Exercise task — Leave out the pictures and repeat exactly the lines from the one containing "Decode this image" through the final line of the listing below.

Entries shown —
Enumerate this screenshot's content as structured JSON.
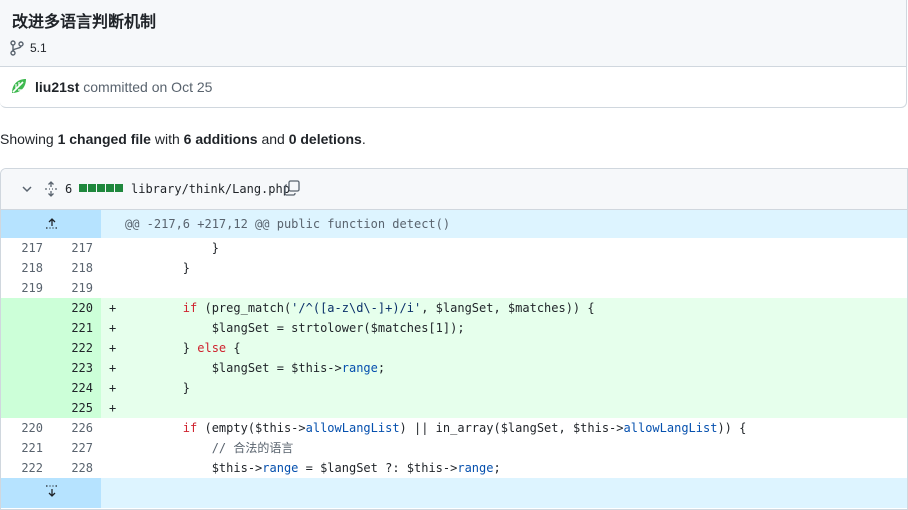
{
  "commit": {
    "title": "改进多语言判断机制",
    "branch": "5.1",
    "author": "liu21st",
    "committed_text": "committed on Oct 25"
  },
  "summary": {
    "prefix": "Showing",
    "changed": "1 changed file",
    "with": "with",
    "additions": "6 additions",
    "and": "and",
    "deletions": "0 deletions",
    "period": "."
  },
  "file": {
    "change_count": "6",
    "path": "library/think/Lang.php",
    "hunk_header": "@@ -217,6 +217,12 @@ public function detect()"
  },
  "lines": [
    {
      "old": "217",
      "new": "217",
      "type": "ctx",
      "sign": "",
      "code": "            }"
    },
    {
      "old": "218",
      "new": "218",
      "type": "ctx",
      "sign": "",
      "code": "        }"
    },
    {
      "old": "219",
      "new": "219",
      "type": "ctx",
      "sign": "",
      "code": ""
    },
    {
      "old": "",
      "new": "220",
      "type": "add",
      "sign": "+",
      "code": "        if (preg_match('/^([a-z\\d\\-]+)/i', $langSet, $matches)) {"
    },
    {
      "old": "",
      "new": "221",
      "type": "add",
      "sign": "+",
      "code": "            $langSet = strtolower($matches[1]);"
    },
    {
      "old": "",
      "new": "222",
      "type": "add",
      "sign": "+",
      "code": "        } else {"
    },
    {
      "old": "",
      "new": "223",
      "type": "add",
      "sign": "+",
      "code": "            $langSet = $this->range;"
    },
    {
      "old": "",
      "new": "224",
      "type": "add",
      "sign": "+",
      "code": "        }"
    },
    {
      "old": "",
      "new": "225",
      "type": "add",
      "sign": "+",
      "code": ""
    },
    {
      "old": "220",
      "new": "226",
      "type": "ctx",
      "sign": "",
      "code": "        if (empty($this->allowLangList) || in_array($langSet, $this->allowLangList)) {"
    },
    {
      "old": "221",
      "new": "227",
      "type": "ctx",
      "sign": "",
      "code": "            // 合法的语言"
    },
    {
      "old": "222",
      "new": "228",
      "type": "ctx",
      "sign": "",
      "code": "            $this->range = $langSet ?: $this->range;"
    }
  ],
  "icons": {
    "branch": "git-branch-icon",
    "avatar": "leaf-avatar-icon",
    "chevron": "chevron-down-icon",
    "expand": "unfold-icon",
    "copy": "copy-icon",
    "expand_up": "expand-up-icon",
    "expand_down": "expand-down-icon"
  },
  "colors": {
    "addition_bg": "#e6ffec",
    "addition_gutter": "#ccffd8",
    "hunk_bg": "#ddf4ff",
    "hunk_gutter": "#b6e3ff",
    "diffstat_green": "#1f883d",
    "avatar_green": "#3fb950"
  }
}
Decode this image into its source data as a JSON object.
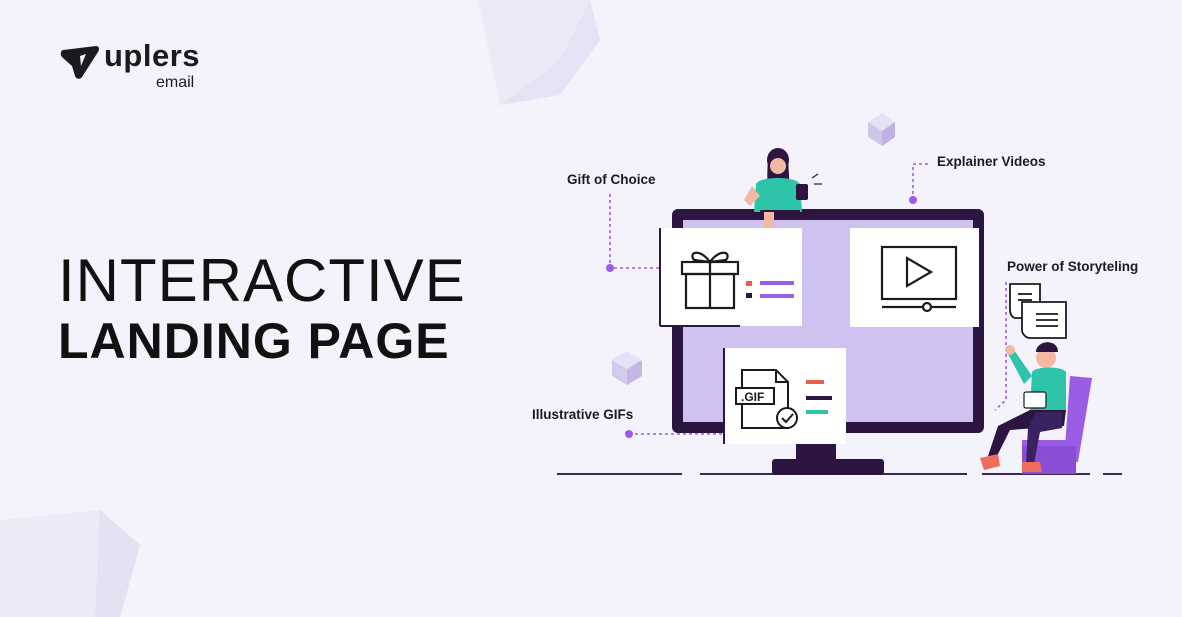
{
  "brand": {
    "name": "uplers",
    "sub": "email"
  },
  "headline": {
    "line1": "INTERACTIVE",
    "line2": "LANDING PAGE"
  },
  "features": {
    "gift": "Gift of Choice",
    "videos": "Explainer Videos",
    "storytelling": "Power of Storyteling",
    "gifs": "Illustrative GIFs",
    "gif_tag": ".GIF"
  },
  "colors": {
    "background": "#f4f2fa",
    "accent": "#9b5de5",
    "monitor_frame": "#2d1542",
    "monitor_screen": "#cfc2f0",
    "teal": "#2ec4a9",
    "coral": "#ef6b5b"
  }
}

Result —
Decode this image into its source data as a JSON object.
{
  "brand": {
    "name": "uplers",
    "sub": "email"
  },
  "headline": {
    "line1": "INTERACTIVE",
    "line2": "LANDING PAGE"
  },
  "features": {
    "gift": "Gift of Choice",
    "videos": "Explainer Videos",
    "storytelling": "Power of Storyteling",
    "gifs": "Illustrative GIFs",
    "gif_tag": ".GIF"
  },
  "colors": {
    "background": "#f4f2fa",
    "accent": "#9b5de5",
    "monitor_frame": "#2d1542",
    "monitor_screen": "#cfc2f0",
    "teal": "#2ec4a9",
    "coral": "#ef6b5b"
  }
}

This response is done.